● TASK INSTRUCTIONS
Each record must be retyped in full. No character may differ.

● EXCERPTED RECORDS

....

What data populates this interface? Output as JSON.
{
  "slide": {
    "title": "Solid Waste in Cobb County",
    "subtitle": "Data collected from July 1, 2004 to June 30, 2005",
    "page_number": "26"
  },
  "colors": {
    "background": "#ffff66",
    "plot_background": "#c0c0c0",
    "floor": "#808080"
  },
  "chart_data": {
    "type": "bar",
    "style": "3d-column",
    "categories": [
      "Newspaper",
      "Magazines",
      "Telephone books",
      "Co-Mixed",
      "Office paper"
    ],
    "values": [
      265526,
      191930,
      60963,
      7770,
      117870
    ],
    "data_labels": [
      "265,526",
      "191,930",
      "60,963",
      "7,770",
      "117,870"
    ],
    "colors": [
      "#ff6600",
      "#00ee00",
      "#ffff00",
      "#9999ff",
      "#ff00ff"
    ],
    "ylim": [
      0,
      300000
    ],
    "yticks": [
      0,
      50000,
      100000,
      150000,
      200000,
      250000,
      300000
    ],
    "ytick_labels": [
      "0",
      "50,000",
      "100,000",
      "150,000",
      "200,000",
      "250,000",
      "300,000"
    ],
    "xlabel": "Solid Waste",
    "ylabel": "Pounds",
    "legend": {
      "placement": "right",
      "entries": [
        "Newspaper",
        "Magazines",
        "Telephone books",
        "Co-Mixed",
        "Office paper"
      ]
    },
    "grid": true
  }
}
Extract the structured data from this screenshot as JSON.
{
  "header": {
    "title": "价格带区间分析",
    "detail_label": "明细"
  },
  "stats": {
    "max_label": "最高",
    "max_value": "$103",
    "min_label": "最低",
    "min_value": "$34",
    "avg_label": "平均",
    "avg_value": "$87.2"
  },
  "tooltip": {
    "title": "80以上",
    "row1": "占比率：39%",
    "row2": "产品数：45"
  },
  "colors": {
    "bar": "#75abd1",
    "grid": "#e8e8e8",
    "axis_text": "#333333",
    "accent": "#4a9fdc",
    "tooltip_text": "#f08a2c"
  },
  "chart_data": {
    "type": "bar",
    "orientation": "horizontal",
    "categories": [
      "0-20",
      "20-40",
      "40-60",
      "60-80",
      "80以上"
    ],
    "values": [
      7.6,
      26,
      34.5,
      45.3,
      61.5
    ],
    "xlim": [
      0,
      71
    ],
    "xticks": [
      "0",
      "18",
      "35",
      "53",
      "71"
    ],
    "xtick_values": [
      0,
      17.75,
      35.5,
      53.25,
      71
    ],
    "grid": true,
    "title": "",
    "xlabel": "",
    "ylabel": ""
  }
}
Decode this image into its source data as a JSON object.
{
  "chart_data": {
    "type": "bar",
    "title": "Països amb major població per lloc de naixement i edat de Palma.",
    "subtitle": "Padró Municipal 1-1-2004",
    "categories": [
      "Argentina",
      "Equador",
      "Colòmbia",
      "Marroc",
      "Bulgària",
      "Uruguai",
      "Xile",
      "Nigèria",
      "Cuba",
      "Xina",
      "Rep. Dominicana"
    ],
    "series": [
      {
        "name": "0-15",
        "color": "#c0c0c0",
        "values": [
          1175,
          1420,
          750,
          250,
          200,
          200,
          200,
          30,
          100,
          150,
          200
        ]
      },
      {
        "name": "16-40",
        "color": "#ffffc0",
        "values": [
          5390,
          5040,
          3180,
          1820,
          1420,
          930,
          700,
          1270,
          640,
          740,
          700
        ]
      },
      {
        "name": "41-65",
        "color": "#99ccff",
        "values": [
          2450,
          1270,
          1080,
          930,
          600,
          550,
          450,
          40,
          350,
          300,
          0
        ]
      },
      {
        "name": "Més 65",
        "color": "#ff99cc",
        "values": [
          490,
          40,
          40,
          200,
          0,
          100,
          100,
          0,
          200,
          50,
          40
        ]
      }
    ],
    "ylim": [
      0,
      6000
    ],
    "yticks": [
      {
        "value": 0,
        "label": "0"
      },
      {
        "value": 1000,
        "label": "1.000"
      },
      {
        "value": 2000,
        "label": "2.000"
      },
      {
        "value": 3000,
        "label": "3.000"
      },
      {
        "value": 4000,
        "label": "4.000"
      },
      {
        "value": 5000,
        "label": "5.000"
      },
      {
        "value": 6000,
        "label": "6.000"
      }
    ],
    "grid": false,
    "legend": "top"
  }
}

....

● RESPONSE BELOW
What data populates this interface? Output as JSON.
{
  "slide": {
    "title": "Solid Waste in Cobb County",
    "subtitle": "Data collected from July 1, 2004 to June 30, 2005",
    "page_number": "26"
  },
  "colors": {
    "background": "#ffff66",
    "plot_background": "#c0c0c0",
    "floor": "#808080"
  },
  "chart_data": {
    "type": "bar",
    "style": "3d-column",
    "categories": [
      "Newspaper",
      "Magazines",
      "Telephone books",
      "Co-Mixed",
      "Office paper"
    ],
    "values": [
      265526,
      191930,
      60963,
      7770,
      117870
    ],
    "data_labels": [
      "265,526",
      "191,930",
      "60,963",
      "7,770",
      "117,870"
    ],
    "colors": [
      "#ff6600",
      "#00ee00",
      "#ffff00",
      "#9999ff",
      "#ff00ff"
    ],
    "ylim": [
      0,
      300000
    ],
    "yticks": [
      0,
      50000,
      100000,
      150000,
      200000,
      250000,
      300000
    ],
    "ytick_labels": [
      "0",
      "50,000",
      "100,000",
      "150,000",
      "200,000",
      "250,000",
      "300,000"
    ],
    "xlabel": "Solid Waste",
    "ylabel": "Pounds",
    "legend": {
      "placement": "right",
      "entries": [
        "Newspaper",
        "Magazines",
        "Telephone books",
        "Co-Mixed",
        "Office paper"
      ]
    },
    "grid": true
  }
}
Extract the structured data from this screenshot as JSON.
{
  "header": {
    "title": "价格带区间分析",
    "detail_label": "明细"
  },
  "stats": {
    "max_label": "最高",
    "max_value": "$103",
    "min_label": "最低",
    "min_value": "$34",
    "avg_label": "平均",
    "avg_value": "$87.2"
  },
  "tooltip": {
    "title": "80以上",
    "row1": "占比率：39%",
    "row2": "产品数：45"
  },
  "colors": {
    "bar": "#75abd1",
    "grid": "#e8e8e8",
    "axis_text": "#333333",
    "accent": "#4a9fdc",
    "tooltip_text": "#f08a2c"
  },
  "chart_data": {
    "type": "bar",
    "orientation": "horizontal",
    "categories": [
      "0-20",
      "20-40",
      "40-60",
      "60-80",
      "80以上"
    ],
    "values": [
      7.6,
      26,
      34.5,
      45.3,
      61.5
    ],
    "xlim": [
      0,
      71
    ],
    "xticks": [
      "0",
      "18",
      "35",
      "53",
      "71"
    ],
    "xtick_values": [
      0,
      17.75,
      35.5,
      53.25,
      71
    ],
    "grid": true,
    "title": "",
    "xlabel": "",
    "ylabel": ""
  }
}
Decode this image into its source data as a JSON object.
{
  "chart_data": {
    "type": "bar",
    "title": "Països amb major població per lloc de naixement i edat de Palma.",
    "subtitle": "Padró Municipal 1-1-2004",
    "categories": [
      "Argentina",
      "Equador",
      "Colòmbia",
      "Marroc",
      "Bulgària",
      "Uruguai",
      "Xile",
      "Nigèria",
      "Cuba",
      "Xina",
      "Rep. Dominicana"
    ],
    "series": [
      {
        "name": "0-15",
        "color": "#c0c0c0",
        "values": [
          1175,
          1420,
          750,
          250,
          200,
          200,
          200,
          30,
          100,
          150,
          200
        ]
      },
      {
        "name": "16-40",
        "color": "#ffffc0",
        "values": [
          5390,
          5040,
          3180,
          1820,
          1420,
          930,
          700,
          1270,
          640,
          740,
          700
        ]
      },
      {
        "name": "41-65",
        "color": "#99ccff",
        "values": [
          2450,
          1270,
          1080,
          930,
          600,
          550,
          450,
          40,
          350,
          300,
          0
        ]
      },
      {
        "name": "Més 65",
        "color": "#ff99cc",
        "values": [
          490,
          40,
          40,
          200,
          0,
          100,
          100,
          0,
          200,
          50,
          40
        ]
      }
    ],
    "ylim": [
      0,
      6000
    ],
    "yticks": [
      {
        "value": 0,
        "label": "0"
      },
      {
        "value": 1000,
        "label": "1.000"
      },
      {
        "value": 2000,
        "label": "2.000"
      },
      {
        "value": 3000,
        "label": "3.000"
      },
      {
        "value": 4000,
        "label": "4.000"
      },
      {
        "value": 5000,
        "label": "5.000"
      },
      {
        "value": 6000,
        "label": "6.000"
      }
    ],
    "grid": false,
    "legend": "top"
  }
}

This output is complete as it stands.